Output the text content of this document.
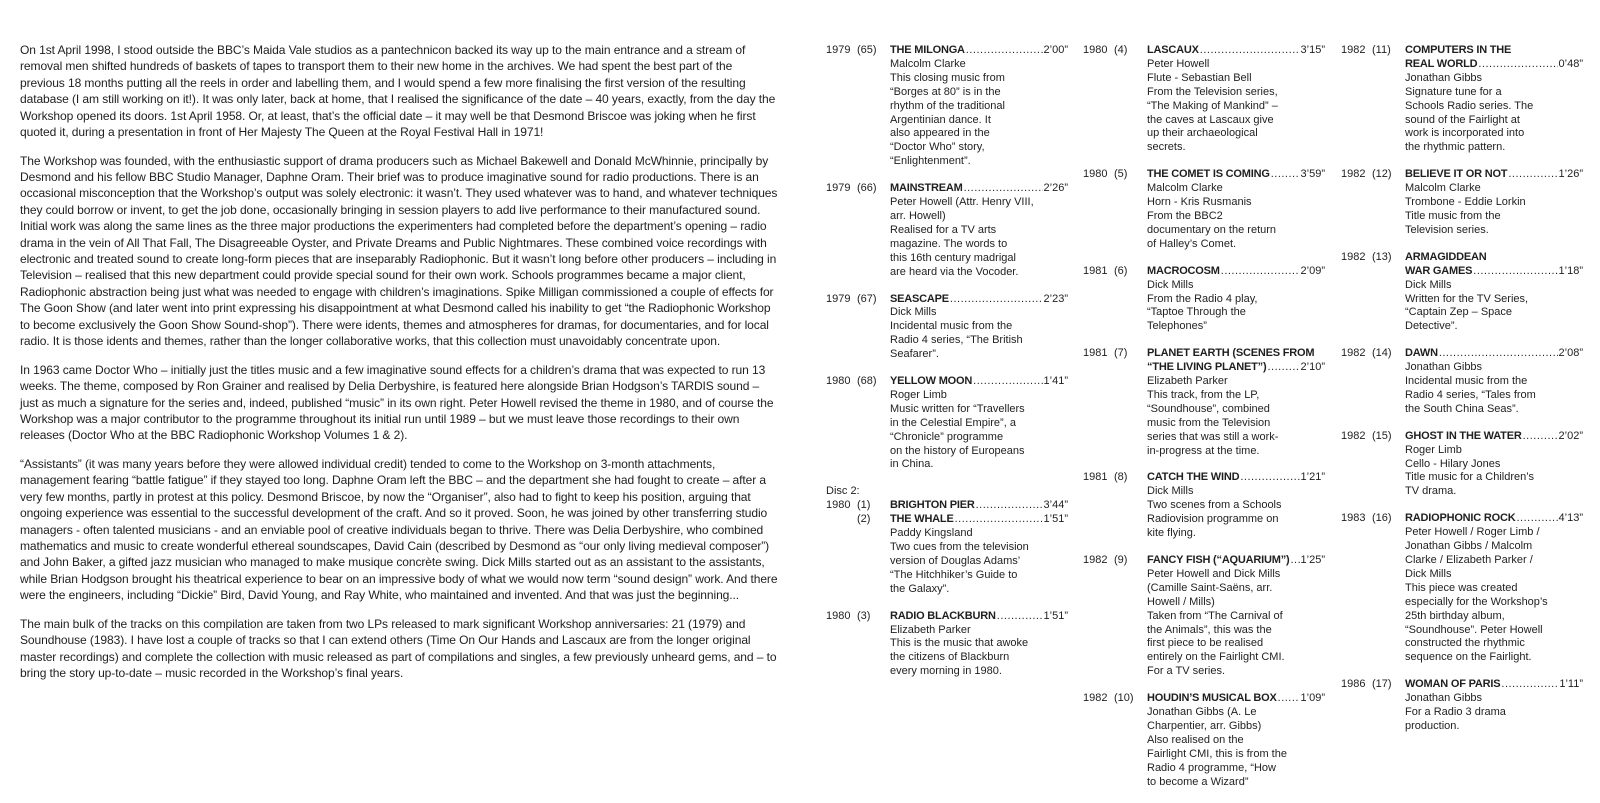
On 1st April 1998, I stood outside the BBC’s Maida Vale studios as a pantechnicon backed its way up to the main entrance and a stream of removal men shifted hundreds of baskets of tapes to transport them to their new home in the archives. We had spent the best part of the previous 18 months putting all the reels in order and labelling them, and I would spend a few more finalising the first version of the resulting database (I am still working on it!). It was only later, back at home, that I realised the significance of the date – 40 years, exactly, from the day the Workshop opened its doors. 1st April 1958. Or, at least, that’s the official date – it may well be that Desmond Briscoe was joking when he first quoted it, during a presentation in front of Her Majesty The Queen at the Royal Festival Hall in 1971!

The Workshop was founded, with the enthusiastic support of drama producers such as Michael Bakewell and Donald McWhinnie, principally by Desmond and his fellow BBC Studio Manager, Daphne Oram. Their brief was to produce imaginative sound for radio productions. There is an occasional misconception that the Workshop’s output was solely electronic: it wasn’t. They used whatever was to hand, and whatever techniques they could borrow or invent, to get the job done, occasionally bringing in session players to add live performance to their manufactured sound. Initial work was along the same lines as the three major productions the experimenters had completed before the department’s opening – radio drama in the vein of All That Fall, The Disagreeable Oyster, and Private Dreams and Public Nightmares. These combined voice recordings with electronic and treated sound to create long-form pieces that are inseparably Radiophonic. But it wasn’t long before other producers – including in Television – realised that this new department could provide special sound for their own work. Schools programmes became a major client, Radiophonic abstraction being just what was needed to engage with children’s imaginations. Spike Milligan commissioned a couple of effects for The Goon Show (and later went into print expressing his disappointment at what Desmond called his inability to get “the Radiophonic Workshop to become exclusively the Goon Show Sound-shop”). There were idents, themes and atmospheres for dramas, for documentaries, and for local radio. It is those idents and themes, rather than the longer collaborative works, that this collection must unavoidably concentrate upon.

In 1963 came Doctor Who – initially just the titles music and a few imaginative sound effects for a children’s drama that was expected to run 13 weeks. The theme, composed by Ron Grainer and realised by Delia Derbyshire, is featured here alongside Brian Hodgson’s TARDIS sound – just as much a signature for the series and, indeed, published “music” in its own right. Peter Howell revised the theme in 1980, and of course the Workshop was a major contributor to the programme throughout its initial run until 1989 – but we must leave those recordings to their own releases (Doctor Who at the BBC Radiophonic Workshop Volumes 1 & 2).

“Assistants” (it was many years before they were allowed individual credit) tended to come to the Workshop on 3-month attachments, management fearing “battle fatigue” if they stayed too long. Daphne Oram left the BBC – and the department she had fought to create – after a very few months, partly in protest at this policy. Desmond Briscoe, by now the “Organiser”, also had to fight to keep his position, arguing that ongoing experience was essential to the successful development of the craft. And so it proved. Soon, he was joined by other transferring studio managers - often talented musicians - and an enviable pool of creative individuals began to thrive. There was Delia Derbyshire, who combined mathematics and music to create wonderful ethereal soundscapes, David Cain (described by Desmond as “our only living medieval composer”) and John Baker, a gifted jazz musician who managed to make musique concrète swing. Dick Mills started out as an assistant to the assistants, while Brian Hodgson brought his theatrical experience to bear on an impressive body of what we would now term “sound design” work. And there were the engineers, including “Dickie” Bird, David Young, and Ray White, who maintained and invented. And that was just the beginning...

The main bulk of the tracks on this compilation are taken from two LPs released to mark significant Workshop anniversaries: 21 (1979) and Soundhouse (1983). I have lost a couple of tracks so that I can extend others (Time On Our Hands and Lascaux are from the longer original master recordings) and complete the collection with music released as part of compilations and singles, a few previously unheard gems, and – to bring the story up-to-date – music recorded in the Workshop’s final years.

1979 (65)	THE MILONGA .....	2’00”
Malcolm Clarke
This closing music from
“Borges at 80” is in the
rhythm of the traditional
Argentinian dance. It
also appeared in the
“Doctor Who” story,
“Enlightenment”.
1979 (66)	MAINSTREAM .....	2’26”
Peter Howell (Attr. Henry VIII,
arr. Howell)
Realised for a TV arts
magazine. The words to
this 16th century madrigal
are heard via the Vocoder.
1979 (67)	SEASCAPE .....	2’23”
Dick Mills
Incidental music from the
Radio 4 series, “The British
Seafarer”.
1980 (68)	YELLOW MOON .....	1’41”
Roger Limb
Music written for “Travellers
in the Celestial Empire”, a
“Chronicle” programme
on the history of Europeans
in China.
Disc 2:
1980 (1)	BRIGHTON PIER .....	3’44”
(2)	THE WHALE .....	1’51”
Paddy Kingsland
Two cues from the television
version of Douglas Adams’
“The Hitchhiker’s Guide to
the Galaxy”.
1980 (3)	RADIO BLACKBURN .....	1’51”
Elizabeth Parker
This is the music that awoke
the citizens of Blackburn
every morning in 1980.
1980 (4)	LASCAUX .....	3’15”
Peter Howell
Flute - Sebastian Bell
From the Television series,
“The Making of Mankind” –
the caves at Lascaux give
up their archaeological
secrets.
1980 (5)	THE COMET IS COMING .....	3’59”
Malcolm Clarke
Horn - Kris Rusmanis
From the BBC2
documentary on the return
of Halley’s Comet.
1981 (6)	MACROCOSM .....	2’09”
Dick Mills
From the Radio 4 play,
“Taptoe Through the
Telephones”
1981 (7)	PLANET EARTH (SCENES FROM
“THE LIVING PLANET”) .....	2’10”
Elizabeth Parker
This track, from the LP,
“Soundhouse”, combined
music from the Television
series that was still a work-
in-progress at the time.
1981 (8)	CATCH THE WIND .....	1’21”
Dick Mills
Two scenes from a Schools
Radiovision programme on
kite flying.
1982 (9)	FANCY FISH (“AQUARIUM”) ..... 1’25”
Peter Howell and Dick Mills
(Camille Saint-Saëns, arr.
Howell / Mills)
Taken from “The Carnival of
the Animals”, this was the
first piece to be realised
entirely on the Fairlight CMI.
For a TV series.
1982 (10)	HOUDIN’S MUSICAL BOX ..... 1’09”
Jonathan Gibbs (A. Le
Charpentier, arr. Gibbs)
Also realised on the
Fairlight CMI, this is from the
Radio 4 programme, “How
to become a Wizard”
1982 (11)	COMPUTERS IN THE
REAL WORLD .....	0’48”
Jonathan Gibbs
Signature tune for a
Schools Radio series. The
sound of the Fairlight at
work is incorporated into
the rhythmic pattern.
1982 (12)	BELIEVE IT OR NOT .....	1’26”
Malcolm Clarke
Trombone - Eddie Lorkin
Title music from the
Television series.
1982 (13)	ARMAGIDDEAN
WAR GAMES .....	1’18”
Dick Mills
Written for the TV Series,
“Captain Zep – Space
Detective”.
1982 (14)	DAWN .....	2’08”
Jonathan Gibbs
Incidental music from the
Radio 4 series, “Tales from
the South China Seas”.
1982 (15)	GHOST IN THE WATER .....	2’02”
Roger Limb
Cello - Hilary Jones
Title music for a Children’s
TV drama.
1983 (16)	RADIOPHONIC ROCK .....	4’13”
Peter Howell / Roger Limb /
Jonathan Gibbs / Malcolm
Clarke / Elizabeth Parker /
Dick Mills
This piece was created
especially for the Workshop’s
25th birthday album,
“Soundhouse”. Peter Howell
constructed the rhythmic
sequence on the Fairlight.
1986 (17)	WOMAN OF PARIS .....	1’11”
Jonathan Gibbs
For a Radio 3 drama
production.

------------------------------

Leave out the pictures and give the rest of the records again exactly.

Output the text content of this document.
On 1st April 1998, I stood outside the BBC’s Maida Vale studios as a pantechnicon backed its way up to the main entrance and a stream of removal men shifted hundreds of baskets of tapes to transport them to their new home in the archives. We had spent the best part of the previous 18 months putting all the reels in order and labelling them, and I would spend a few more finalising the first version of the resulting database (I am still working on it!). It was only later, back at home, that I realised the significance of the date – 40 years, exactly, from the day the Workshop opened its doors. 1st April 1958. Or, at least, that’s the official date – it may well be that Desmond Briscoe was joking when he first quoted it, during a presentation in front of Her Majesty The Queen at the Royal Festival Hall in 1971!

The Workshop was founded, with the enthusiastic support of drama producers such as Michael Bakewell and Donald McWhinnie, principally by Desmond and his fellow BBC Studio Manager, Daphne Oram. Their brief was to produce imaginative sound for radio productions. There is an occasional misconception that the Workshop’s output was solely electronic: it wasn’t. They used whatever was to hand, and whatever techniques they could borrow or invent, to get the job done, occasionally bringing in session players to add live performance to their manufactured sound. Initial work was along the same lines as the three major productions the experimenters had completed before the department’s opening – radio drama in the vein of All That Fall, The Disagreeable Oyster, and Private Dreams and Public Nightmares. These combined voice recordings with electronic and treated sound to create long-form pieces that are inseparably Radiophonic. But it wasn’t long before other producers – including in Television – realised that this new department could provide special sound for their own work. Schools programmes became a major client, Radiophonic abstraction being just what was needed to engage with children’s imaginations. Spike Milligan commissioned a couple of effects for The Goon Show (and later went into print expressing his disappointment at what Desmond called his inability to get “the Radiophonic Workshop to become exclusively the Goon Show Sound-shop”). There were idents, themes and atmospheres for dramas, for documentaries, and for local radio. It is those idents and themes, rather than the longer collaborative works, that this collection must unavoidably concentrate upon.

In 1963 came Doctor Who – initially just the titles music and a few imaginative sound effects for a children’s drama that was expected to run 13 weeks. The theme, composed by Ron Grainer and realised by Delia Derbyshire, is featured here alongside Brian Hodgson’s TARDIS sound – just as much a signature for the series and, indeed, published “music” in its own right. Peter Howell revised the theme in 1980, and of course the Workshop was a major contributor to the programme throughout its initial run until 1989 – but we must leave those recordings to their own releases (Doctor Who at the BBC Radiophonic Workshop Volumes 1 & 2).

“Assistants” (it was many years before they were allowed individual credit) tended to come to the Workshop on 3-month attachments, management fearing “battle fatigue” if they stayed too long. Daphne Oram left the BBC – and the department she had fought to create – after a very few months, partly in protest at this policy. Desmond Briscoe, by now the “Organiser”, also had to fight to keep his position, arguing that ongoing experience was essential to the successful development of the craft. And so it proved. Soon, he was joined by other transferring studio managers - often talented musicians - and an enviable pool of creative individuals began to thrive. There was Delia Derbyshire, who combined mathematics and music to create wonderful ethereal soundscapes, David Cain (described by Desmond as “our only living medieval composer”) and John Baker, a gifted jazz musician who managed to make musique concrète swing. Dick Mills started out as an assistant to the assistants, while Brian Hodgson brought his theatrical experience to bear on an impressive body of what we would now term “sound design” work. And there were the engineers, including “Dickie” Bird, David Young, and Ray White, who maintained and invented. And that was just the beginning...

The main bulk of the tracks on this compilation are taken from two LPs released to mark significant Workshop anniversaries: 21 (1979) and Soundhouse (1983). I have lost a couple of tracks so that I can extend others (Time On Our Hands and Lascaux are from the longer original master recordings) and complete the collection with music released as part of compilations and singles, a few previously unheard gems, and – to bring the story up-to-date – music recorded in the Workshop’s final years.

1979 (65)	THE MILONGA .....	2’00”
Malcolm Clarke
This closing music from
“Borges at 80” is in the
rhythm of the traditional
Argentinian dance. It
also appeared in the
“Doctor Who” story,
“Enlightenment”.
1979 (66)	MAINSTREAM .....	2’26”
Peter Howell (Attr. Henry VIII,
arr. Howell)
Realised for a TV arts
magazine. The words to
this 16th century madrigal
are heard via the Vocoder.
1979 (67)	SEASCAPE .....	2’23”
Dick Mills
Incidental music from the
Radio 4 series, “The British
Seafarer”.
1980 (68)	YELLOW MOON .....	1’41”
Roger Limb
Music written for “Travellers
in the Celestial Empire”, a
“Chronicle” programme
on the history of Europeans
in China.
Disc 2:
1980 (1)	BRIGHTON PIER .....	3’44”
(2)	THE WHALE .....	1’51”
Paddy Kingsland
Two cues from the television
version of Douglas Adams’
“The Hitchhiker’s Guide to
the Galaxy”.
1980 (3)	RADIO BLACKBURN .....	1’51”
Elizabeth Parker
This is the music that awoke
the citizens of Blackburn
every morning in 1980.
1980 (4)	LASCAUX .....	3’15”
Peter Howell
Flute - Sebastian Bell
From the Television series,
“The Making of Mankind” –
the caves at Lascaux give
up their archaeological
secrets.
1980 (5)	THE COMET IS COMING .....	3’59”
Malcolm Clarke
Horn - Kris Rusmanis
From the BBC2
documentary on the return
of Halley’s Comet.
1981 (6)	MACROCOSM .....	2’09”
Dick Mills
From the Radio 4 play,
“Taptoe Through the
Telephones”
1981 (7)	PLANET EARTH (SCENES FROM
“THE LIVING PLANET”) .....	2’10”
Elizabeth Parker
This track, from the LP,
“Soundhouse”, combined
music from the Television
series that was still a work-
in-progress at the time.
1981 (8)	CATCH THE WIND .....	1’21”
Dick Mills
Two scenes from a Schools
Radiovision programme on
kite flying.
1982 (9)	FANCY FISH (“AQUARIUM”) ..... 1’25”
Peter Howell and Dick Mills
(Camille Saint-Saëns, arr.
Howell / Mills)
Taken from “The Carnival of
the Animals”, this was the
first piece to be realised
entirely on the Fairlight CMI.
For a TV series.
1982 (10)	HOUDIN’S MUSICAL BOX ..... 1’09”
Jonathan Gibbs (A. Le
Charpentier, arr. Gibbs)
Also realised on the
Fairlight CMI, this is from the
Radio 4 programme, “How
to become a Wizard”
1982 (11)	COMPUTERS IN THE
REAL WORLD .....	0’48”
Jonathan Gibbs
Signature tune for a
Schools Radio series. The
sound of the Fairlight at
work is incorporated into
the rhythmic pattern.
1982 (12)	BELIEVE IT OR NOT .....	1’26”
Malcolm Clarke
Trombone - Eddie Lorkin
Title music from the
Television series.
1982 (13)	ARMAGIDDEAN
WAR GAMES .....	1’18”
Dick Mills
Written for the TV Series,
“Captain Zep – Space
Detective”.
1982 (14)	DAWN .....	2’08”
Jonathan Gibbs
Incidental music from the
Radio 4 series, “Tales from
the South China Seas”.
1982 (15)	GHOST IN THE WATER .....	2’02”
Roger Limb
Cello - Hilary Jones
Title music for a Children’s
TV drama.
1983 (16)	RADIOPHONIC ROCK .....	4’13”
Peter Howell / Roger Limb /
Jonathan Gibbs / Malcolm
Clarke / Elizabeth Parker /
Dick Mills
This piece was created
especially for the Workshop’s
25th birthday album,
“Soundhouse”. Peter Howell
constructed the rhythmic
sequence on the Fairlight.
1986 (17)	WOMAN OF PARIS .....	1’11”
Jonathan Gibbs
For a Radio 3 drama
production.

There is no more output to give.